> _Task details_
In the data below, find every line that has the string "gestellt", and copy it.

-- Available data follows --

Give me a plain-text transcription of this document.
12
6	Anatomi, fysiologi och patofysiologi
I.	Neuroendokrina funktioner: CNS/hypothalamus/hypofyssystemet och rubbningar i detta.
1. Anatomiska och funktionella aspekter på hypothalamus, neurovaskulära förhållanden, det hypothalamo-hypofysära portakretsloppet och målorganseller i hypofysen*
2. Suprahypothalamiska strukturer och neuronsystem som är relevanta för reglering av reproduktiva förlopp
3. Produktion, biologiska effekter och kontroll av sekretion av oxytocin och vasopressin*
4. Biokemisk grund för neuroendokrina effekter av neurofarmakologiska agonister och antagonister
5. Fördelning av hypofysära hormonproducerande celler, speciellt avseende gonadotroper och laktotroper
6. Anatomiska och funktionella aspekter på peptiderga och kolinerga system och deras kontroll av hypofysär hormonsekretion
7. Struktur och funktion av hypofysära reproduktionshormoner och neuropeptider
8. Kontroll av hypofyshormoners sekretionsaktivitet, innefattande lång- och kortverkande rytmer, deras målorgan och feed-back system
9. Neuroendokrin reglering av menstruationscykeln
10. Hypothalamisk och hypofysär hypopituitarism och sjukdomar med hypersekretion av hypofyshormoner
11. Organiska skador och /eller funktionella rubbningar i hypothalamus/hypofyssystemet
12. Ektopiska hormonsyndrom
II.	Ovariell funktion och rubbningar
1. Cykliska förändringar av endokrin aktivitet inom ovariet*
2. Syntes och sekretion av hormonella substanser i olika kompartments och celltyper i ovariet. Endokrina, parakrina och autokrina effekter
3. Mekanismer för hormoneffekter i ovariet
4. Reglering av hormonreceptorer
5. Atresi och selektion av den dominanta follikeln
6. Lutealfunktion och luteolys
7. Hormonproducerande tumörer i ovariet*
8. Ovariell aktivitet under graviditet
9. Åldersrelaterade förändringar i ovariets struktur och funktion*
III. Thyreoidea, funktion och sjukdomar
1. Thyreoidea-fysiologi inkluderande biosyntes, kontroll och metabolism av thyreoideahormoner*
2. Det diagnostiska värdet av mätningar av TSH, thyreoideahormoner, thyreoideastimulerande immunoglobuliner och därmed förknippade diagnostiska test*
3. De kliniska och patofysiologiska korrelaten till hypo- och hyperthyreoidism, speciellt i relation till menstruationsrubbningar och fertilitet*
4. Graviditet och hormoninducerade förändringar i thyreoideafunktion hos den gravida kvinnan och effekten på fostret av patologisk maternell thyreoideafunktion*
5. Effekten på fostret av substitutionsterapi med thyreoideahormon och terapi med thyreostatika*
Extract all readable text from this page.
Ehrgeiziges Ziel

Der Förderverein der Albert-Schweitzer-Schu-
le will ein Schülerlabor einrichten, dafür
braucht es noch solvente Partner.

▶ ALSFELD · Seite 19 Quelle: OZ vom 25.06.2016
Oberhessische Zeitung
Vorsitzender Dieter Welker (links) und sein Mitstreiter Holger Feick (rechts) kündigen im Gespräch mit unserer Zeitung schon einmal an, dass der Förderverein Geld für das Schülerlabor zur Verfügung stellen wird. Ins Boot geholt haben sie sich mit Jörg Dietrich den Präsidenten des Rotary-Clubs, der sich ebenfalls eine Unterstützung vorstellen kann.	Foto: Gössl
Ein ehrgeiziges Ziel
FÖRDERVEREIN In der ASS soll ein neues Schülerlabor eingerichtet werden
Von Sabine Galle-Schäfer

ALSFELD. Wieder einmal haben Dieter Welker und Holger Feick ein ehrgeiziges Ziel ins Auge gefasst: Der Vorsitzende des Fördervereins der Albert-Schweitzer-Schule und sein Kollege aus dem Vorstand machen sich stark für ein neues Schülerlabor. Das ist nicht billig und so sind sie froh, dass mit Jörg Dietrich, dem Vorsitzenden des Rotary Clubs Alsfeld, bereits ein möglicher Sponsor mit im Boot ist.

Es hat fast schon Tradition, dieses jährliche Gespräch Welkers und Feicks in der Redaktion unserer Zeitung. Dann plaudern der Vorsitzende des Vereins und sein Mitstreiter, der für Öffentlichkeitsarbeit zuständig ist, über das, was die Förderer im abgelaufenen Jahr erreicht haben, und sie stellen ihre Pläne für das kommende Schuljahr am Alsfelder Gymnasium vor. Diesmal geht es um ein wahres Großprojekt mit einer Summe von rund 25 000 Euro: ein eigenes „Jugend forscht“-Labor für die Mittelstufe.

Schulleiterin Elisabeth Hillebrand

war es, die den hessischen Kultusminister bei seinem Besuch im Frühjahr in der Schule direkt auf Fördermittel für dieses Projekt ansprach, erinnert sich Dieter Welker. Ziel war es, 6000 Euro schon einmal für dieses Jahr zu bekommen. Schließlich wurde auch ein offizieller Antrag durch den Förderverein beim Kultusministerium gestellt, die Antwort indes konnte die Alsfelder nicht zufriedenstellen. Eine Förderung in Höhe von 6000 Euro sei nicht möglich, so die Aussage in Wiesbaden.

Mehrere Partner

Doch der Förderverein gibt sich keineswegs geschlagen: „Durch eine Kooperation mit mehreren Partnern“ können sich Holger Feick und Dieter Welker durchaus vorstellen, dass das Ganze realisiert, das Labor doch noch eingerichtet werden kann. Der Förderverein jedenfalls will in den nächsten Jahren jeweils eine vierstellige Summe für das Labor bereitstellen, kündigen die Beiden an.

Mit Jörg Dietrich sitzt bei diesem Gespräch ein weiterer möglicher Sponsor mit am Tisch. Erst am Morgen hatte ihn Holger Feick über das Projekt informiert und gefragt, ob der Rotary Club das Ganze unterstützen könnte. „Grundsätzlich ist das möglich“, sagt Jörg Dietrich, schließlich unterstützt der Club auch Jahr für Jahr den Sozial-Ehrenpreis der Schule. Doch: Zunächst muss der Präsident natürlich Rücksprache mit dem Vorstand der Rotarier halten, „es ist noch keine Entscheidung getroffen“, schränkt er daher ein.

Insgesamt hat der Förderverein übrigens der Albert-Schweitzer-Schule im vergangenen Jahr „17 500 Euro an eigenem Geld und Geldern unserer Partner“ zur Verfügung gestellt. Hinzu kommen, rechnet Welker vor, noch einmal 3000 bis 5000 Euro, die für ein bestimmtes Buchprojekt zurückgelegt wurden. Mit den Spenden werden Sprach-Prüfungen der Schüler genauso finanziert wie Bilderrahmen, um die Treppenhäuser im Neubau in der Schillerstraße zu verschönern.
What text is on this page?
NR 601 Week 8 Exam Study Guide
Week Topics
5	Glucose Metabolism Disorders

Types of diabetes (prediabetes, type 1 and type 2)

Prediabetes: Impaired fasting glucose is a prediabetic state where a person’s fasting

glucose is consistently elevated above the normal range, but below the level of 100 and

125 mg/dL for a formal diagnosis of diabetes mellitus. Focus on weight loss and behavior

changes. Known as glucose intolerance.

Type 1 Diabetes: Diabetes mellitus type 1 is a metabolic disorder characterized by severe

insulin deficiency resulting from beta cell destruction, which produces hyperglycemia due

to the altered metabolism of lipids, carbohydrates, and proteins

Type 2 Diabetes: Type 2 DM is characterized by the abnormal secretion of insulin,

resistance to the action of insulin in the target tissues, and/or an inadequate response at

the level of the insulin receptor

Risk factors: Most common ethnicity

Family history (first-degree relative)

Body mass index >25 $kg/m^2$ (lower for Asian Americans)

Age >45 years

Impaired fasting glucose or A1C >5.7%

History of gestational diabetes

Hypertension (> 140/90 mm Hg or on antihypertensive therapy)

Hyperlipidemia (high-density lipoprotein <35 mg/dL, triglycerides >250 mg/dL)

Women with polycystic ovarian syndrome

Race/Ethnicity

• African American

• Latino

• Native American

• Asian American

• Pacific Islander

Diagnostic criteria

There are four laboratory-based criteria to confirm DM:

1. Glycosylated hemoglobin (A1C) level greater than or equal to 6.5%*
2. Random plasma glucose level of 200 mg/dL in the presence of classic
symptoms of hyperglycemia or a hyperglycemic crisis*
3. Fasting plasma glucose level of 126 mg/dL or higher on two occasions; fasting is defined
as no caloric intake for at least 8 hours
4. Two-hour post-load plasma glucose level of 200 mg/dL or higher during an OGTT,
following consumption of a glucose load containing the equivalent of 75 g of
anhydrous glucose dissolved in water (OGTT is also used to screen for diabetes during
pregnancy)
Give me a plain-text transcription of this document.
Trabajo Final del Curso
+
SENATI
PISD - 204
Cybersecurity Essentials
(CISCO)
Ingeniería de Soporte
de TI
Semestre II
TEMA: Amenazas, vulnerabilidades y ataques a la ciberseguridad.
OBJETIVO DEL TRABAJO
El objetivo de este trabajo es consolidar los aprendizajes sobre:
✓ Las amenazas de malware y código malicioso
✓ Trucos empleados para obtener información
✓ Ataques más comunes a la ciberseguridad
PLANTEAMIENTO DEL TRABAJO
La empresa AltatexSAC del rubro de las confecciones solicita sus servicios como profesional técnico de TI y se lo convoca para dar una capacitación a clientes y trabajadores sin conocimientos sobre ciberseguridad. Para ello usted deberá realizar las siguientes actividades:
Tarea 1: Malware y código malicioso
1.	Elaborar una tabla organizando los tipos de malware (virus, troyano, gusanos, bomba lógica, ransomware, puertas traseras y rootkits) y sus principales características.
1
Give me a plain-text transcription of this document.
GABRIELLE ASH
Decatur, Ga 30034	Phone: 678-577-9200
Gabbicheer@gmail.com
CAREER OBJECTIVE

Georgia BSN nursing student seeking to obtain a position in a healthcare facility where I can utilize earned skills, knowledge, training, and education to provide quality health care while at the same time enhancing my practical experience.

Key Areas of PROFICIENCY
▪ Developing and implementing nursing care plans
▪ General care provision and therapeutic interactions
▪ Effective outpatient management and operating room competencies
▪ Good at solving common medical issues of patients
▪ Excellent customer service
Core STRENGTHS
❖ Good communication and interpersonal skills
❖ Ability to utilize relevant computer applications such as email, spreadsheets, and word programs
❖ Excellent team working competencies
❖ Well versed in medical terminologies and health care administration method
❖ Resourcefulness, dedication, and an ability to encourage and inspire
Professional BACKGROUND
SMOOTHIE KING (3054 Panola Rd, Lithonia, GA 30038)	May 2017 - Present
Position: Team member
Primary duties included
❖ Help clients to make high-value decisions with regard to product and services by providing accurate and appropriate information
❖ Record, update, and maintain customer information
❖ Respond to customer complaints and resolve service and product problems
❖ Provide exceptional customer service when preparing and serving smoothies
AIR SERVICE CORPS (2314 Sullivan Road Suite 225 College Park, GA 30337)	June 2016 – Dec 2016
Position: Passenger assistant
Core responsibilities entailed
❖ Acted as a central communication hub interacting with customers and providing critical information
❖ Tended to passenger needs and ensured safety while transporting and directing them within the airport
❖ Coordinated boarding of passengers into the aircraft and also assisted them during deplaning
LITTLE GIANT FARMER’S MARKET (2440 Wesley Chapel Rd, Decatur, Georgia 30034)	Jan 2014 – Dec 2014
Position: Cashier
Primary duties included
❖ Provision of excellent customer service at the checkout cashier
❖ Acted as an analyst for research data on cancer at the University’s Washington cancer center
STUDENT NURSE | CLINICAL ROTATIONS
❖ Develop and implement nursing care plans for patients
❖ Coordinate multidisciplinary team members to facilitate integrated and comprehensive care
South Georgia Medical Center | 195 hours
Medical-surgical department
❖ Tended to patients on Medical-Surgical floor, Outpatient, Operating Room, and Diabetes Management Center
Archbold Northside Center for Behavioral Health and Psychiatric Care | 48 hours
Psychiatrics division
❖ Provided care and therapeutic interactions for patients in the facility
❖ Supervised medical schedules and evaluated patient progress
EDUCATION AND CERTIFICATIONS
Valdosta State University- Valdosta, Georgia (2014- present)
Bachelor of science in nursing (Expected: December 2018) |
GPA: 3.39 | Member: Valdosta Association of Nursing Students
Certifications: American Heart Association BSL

-- Available data concluded --

> _Solution for this exercise_
war es, die den hessischen Kultusminister bei seinem Besuch im Frühjahr in der Schule direkt auf Fördermittel für dieses Projekt ansprach, erinnert sich Dieter Welker. Ziel war es, 6000 Euro schon einmal für dieses Jahr zu bekommen. Schließlich wurde auch ein offizieller Antrag durch den Förderverein beim Kultusministerium gestellt, die Antwort indes konnte die Alsfelder nicht zufriedenstellen. Eine Förderung in Höhe von 6000 Euro sei nicht möglich, so die Aussage in Wiesbaden.
Insgesamt hat der Förderverein übrigens der Albert-Schweitzer-Schule im vergangenen Jahr „17 500 Euro an eigenem Geld und Geldern unserer Partner“ zur Verfügung gestellt. Hinzu kommen, rechnet Welker vor, noch einmal 3000 bis 5000 Euro, die für ein bestimmtes Buchprojekt zurückgelegt wurden. Mit den Spenden werden Sprach-Prüfungen der Schüler genauso finanziert wie Bilderrahmen, um die Treppenhäuser im Neubau in der Schillerstraße zu verschönern.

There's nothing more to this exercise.